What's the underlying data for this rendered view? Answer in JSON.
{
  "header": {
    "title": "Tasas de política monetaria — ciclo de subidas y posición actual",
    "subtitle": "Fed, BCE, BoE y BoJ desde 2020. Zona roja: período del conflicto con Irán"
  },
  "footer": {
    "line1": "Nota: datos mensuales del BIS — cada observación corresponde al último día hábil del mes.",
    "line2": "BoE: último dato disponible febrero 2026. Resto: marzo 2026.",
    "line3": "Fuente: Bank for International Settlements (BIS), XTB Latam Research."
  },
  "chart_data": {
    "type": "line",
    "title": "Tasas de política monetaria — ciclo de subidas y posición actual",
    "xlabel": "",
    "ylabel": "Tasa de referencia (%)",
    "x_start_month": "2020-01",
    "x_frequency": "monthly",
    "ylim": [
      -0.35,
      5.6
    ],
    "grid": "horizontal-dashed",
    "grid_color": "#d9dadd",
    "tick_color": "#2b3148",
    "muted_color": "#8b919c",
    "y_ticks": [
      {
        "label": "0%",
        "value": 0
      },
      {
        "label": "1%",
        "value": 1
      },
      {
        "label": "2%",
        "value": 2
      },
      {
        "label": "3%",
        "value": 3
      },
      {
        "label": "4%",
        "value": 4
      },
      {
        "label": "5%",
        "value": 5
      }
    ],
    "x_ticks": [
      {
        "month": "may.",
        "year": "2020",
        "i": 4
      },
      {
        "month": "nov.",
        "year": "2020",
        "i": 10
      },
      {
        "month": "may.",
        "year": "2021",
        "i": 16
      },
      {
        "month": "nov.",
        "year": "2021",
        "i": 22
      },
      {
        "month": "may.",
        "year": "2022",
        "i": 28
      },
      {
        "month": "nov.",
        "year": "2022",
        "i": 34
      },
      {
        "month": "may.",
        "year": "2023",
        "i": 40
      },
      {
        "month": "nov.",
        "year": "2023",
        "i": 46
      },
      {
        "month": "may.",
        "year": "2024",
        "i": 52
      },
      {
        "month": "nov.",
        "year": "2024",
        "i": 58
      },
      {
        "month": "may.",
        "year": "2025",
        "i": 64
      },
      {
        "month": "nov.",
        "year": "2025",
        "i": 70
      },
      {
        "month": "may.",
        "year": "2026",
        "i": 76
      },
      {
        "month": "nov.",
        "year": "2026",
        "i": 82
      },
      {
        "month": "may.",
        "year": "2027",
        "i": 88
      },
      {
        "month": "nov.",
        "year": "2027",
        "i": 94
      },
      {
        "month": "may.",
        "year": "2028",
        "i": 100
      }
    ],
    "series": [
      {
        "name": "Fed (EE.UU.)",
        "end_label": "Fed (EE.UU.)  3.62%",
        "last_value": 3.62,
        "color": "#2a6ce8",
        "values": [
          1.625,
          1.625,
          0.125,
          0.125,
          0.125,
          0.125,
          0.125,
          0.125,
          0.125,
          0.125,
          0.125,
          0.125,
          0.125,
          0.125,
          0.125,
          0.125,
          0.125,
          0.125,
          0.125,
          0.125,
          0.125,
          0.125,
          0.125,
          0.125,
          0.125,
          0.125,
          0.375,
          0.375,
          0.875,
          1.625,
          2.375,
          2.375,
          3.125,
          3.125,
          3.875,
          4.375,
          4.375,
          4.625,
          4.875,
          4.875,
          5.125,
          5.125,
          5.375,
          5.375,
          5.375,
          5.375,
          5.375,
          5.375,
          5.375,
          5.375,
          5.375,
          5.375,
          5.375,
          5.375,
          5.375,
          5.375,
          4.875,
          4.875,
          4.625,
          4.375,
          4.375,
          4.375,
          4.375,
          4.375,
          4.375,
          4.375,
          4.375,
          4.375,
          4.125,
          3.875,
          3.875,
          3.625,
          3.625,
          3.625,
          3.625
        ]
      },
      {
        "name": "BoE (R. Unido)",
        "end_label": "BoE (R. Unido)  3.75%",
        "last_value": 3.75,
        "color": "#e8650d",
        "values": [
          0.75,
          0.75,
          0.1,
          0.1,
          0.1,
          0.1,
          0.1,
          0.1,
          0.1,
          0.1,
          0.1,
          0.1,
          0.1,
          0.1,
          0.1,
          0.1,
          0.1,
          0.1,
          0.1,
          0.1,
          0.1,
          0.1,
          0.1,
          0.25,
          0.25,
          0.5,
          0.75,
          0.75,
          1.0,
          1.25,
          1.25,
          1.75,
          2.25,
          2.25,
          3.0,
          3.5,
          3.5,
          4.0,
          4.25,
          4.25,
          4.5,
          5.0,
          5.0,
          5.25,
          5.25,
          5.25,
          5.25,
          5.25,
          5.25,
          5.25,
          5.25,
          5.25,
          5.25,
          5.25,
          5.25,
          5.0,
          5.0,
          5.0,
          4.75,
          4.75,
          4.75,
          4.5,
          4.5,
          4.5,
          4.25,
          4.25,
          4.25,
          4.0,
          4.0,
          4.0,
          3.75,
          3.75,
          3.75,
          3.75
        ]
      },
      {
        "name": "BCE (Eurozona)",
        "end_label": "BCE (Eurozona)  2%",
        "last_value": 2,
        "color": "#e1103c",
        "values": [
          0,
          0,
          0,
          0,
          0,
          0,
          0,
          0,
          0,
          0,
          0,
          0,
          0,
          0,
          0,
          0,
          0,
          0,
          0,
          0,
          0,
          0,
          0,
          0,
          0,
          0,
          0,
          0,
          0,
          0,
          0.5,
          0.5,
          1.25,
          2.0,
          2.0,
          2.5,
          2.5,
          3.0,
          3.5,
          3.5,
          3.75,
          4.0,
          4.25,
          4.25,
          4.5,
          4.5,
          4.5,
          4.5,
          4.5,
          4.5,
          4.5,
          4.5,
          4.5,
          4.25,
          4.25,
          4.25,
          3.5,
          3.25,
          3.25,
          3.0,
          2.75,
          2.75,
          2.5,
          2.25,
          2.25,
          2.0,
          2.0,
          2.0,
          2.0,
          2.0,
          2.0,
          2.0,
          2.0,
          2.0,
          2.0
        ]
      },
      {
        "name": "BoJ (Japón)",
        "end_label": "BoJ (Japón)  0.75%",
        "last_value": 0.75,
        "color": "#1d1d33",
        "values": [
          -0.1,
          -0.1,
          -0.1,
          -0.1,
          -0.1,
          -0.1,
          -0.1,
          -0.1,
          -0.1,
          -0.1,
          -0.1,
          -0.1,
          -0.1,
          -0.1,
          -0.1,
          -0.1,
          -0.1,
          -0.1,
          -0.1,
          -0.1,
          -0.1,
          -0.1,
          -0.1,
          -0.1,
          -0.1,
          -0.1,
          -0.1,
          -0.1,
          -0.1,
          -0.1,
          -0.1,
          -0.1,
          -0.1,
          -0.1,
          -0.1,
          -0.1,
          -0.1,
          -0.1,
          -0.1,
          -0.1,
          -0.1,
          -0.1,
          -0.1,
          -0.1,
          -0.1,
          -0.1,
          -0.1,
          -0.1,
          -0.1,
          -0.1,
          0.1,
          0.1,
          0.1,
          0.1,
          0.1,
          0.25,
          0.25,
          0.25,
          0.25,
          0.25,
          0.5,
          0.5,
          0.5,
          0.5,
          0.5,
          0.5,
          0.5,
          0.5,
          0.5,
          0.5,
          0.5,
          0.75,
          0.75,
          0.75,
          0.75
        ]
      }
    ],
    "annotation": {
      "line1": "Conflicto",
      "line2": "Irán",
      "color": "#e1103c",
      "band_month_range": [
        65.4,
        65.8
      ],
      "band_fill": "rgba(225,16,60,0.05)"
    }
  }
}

──────

→ **What you are asked to do**
Find all lines holding the string "Unido" and copy them.

→ **Written solution**
        "name": "BoE (R. Unido)",
        "end_label": "BoE (R. Unido)  3.75%",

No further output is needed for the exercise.